··· Selected passage ···

Wildest match of the season, De Rosario's scoring spree and more
When D.C. goalkeeper Bill Hamid, who just earned his first call up to the U.S. national team, got sent off in the seventh minute, the seeds were planted for an unusual night. Referee Jasen Anno (much more on him in a bit) gave Hamid 83 more minutes than he thought he'd have to prepare for his first national team experience after his unnecessary challenge outside the box on new TFCer Eric Avila, forcing Steve Cronin into goal and making Olsen take a field player off.
Nevertheless, Dwayne De Rosario punished TFC's work-in-progress defense with a shot from long distance, and D.C. took a 1-0 lead into halftime, a lead that it would surely sit back and defend for the remainder of the night considering it was down to 10 men, right?
Not so fast.
Peri Marosevic leveled the score after a poor Cronin clearance minutes into the second half, only for De Rosario to strike again after an awful Andy Iro error in the back put the former TFC captain in on goal for his second tally of the night.
A few minutes later, the story of the night reached its climax. Allow the statement issued by Anno and his crew after the match to explain the proceedings: "In the 66th minute D.C. United player, [Brandon] McDonald left the field of play due to injury and did not return. Play was restarted with a drop ball. After roughly two minutes of play, the fourth official notified the referee for the next available substitution for D.C. United. The next stoppage was a throw-in for Toronto in the 69th minute. Play was stopped and the referee beckoned the substitute, D.C. United player, [Ethan] White on to the field. At that moment, the Senior Assistant Referee and the fourth official told the player to enter the field of play, which he did. Play was restarted with the whistle and the ball was put into play by Toronto."
Video evidence begs to differ.
Play never appeared to be stopped, and while White was in the process of being waved onto the field by Anno, TFC continued to play on. Ashtone Morgan played a simple cross to an unmarked Julian de Guzman, who scored on a shot from distance to level the score and send Olsen into a frenzy that eventually got him sent off.

··· Rows ···

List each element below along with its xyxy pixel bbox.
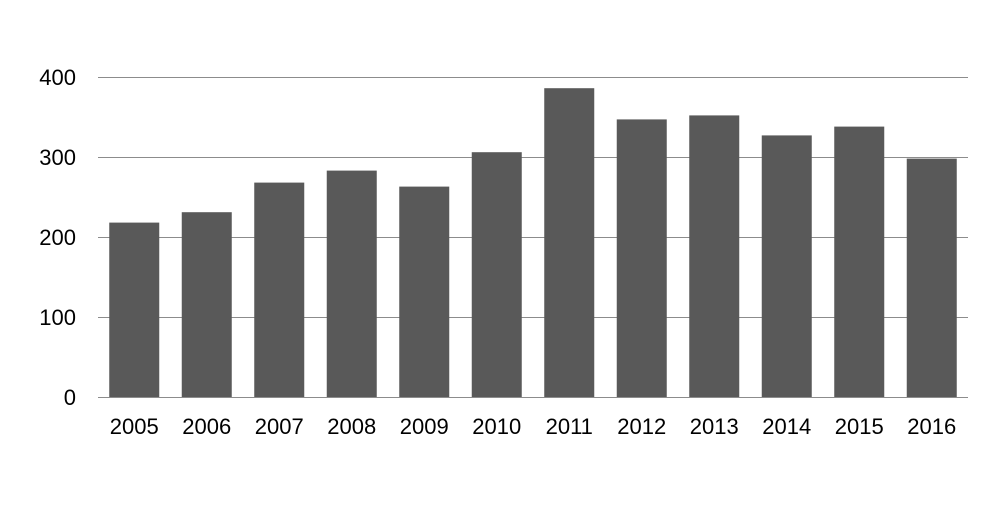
x-axis-tick-labels: 2005 2006 2007 2008 2009 2010 2011 2012 2013 2014… bbox=[110, 414, 956, 439]
bar-2007 bbox=[254, 183, 304, 397]
x-tick-label: 2008 bbox=[327, 414, 376, 439]
x-tick-label: 2010 bbox=[472, 414, 521, 439]
x-tick-label: 2011 bbox=[546, 414, 593, 439]
y-tick-label: 400 bbox=[39, 65, 76, 90]
bar-2010 bbox=[472, 152, 522, 397]
x-tick-label: 2006 bbox=[182, 414, 231, 439]
bar-2014 bbox=[762, 135, 812, 397]
x-tick-label: 2013 bbox=[690, 414, 739, 439]
x-tick-label: 2015 bbox=[835, 414, 884, 439]
y-tick-label: 200 bbox=[39, 225, 76, 250]
y-tick-label: 100 bbox=[39, 305, 76, 330]
x-tick-label: 2012 bbox=[617, 414, 666, 439]
bar-2006 bbox=[182, 212, 232, 397]
bar-2015 bbox=[834, 127, 884, 397]
x-tick-label: 2014 bbox=[762, 414, 811, 439]
x-tick-label: 2005 bbox=[110, 414, 159, 439]
bar-2012 bbox=[617, 119, 667, 397]
bar-2013 bbox=[689, 115, 739, 397]
x-tick-label: 2016 bbox=[907, 414, 956, 439]
bar-2016 bbox=[907, 159, 957, 397]
x-tick-label: 2007 bbox=[255, 414, 304, 439]
bar-2005 bbox=[109, 223, 159, 397]
bar-2008 bbox=[327, 171, 377, 397]
bar-2011 bbox=[544, 88, 594, 397]
y-tick-label: 0 bbox=[64, 385, 76, 410]
bars bbox=[109, 88, 957, 397]
bar-2009 bbox=[399, 187, 449, 397]
x-tick-label: 2009 bbox=[400, 414, 449, 439]
y-tick-label: 300 bbox=[39, 145, 76, 170]
y-axis-tick-labels: 0 100 200 300 400 bbox=[39, 65, 76, 410]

···

* **Exercises to complete**:
**a)** Reproduce, word for word, everything in the match recap from "Wildest match of" down to "Not so fast.".
**b)** Answer these questions from the match recap:
(i) In what minute was Bill Hamid sent off?
(ii) Who leveled the score after a poor Cronin clearance early in the second half?
(iii) Who played the cross to Julian de Guzman before his goal?

* **Answers by task**:
**a)**
Wildest match of the season, De Rosario's scoring spree and more
When D.C. goalkeeper Bill Hamid, who just earned his first call up to the U.S. national team, got sent off in the seventh minute, the seeds were planted for an unusual night. Referee Jasen Anno (much more on him in a bit) gave Hamid 83 more minutes than he thought he'd have to prepare for his first national team experience after his unnecessary challenge outside the box on new TFCer Eric Avila, forcing Steve Cronin into goal and making Olsen take a field player off.
Nevertheless, Dwayne De Rosario punished TFC's work-in-progress defense with a shot from long distance, and D.C. took a 1-0 lead into halftime, a lead that it would surely sit back and defend for the remainder of the night considering it was down to 10 men, right?
Not so fast.

**b)**
(i) The seventh minute.
(ii) Peri Marosevic.
(iii) Ashtone Morgan.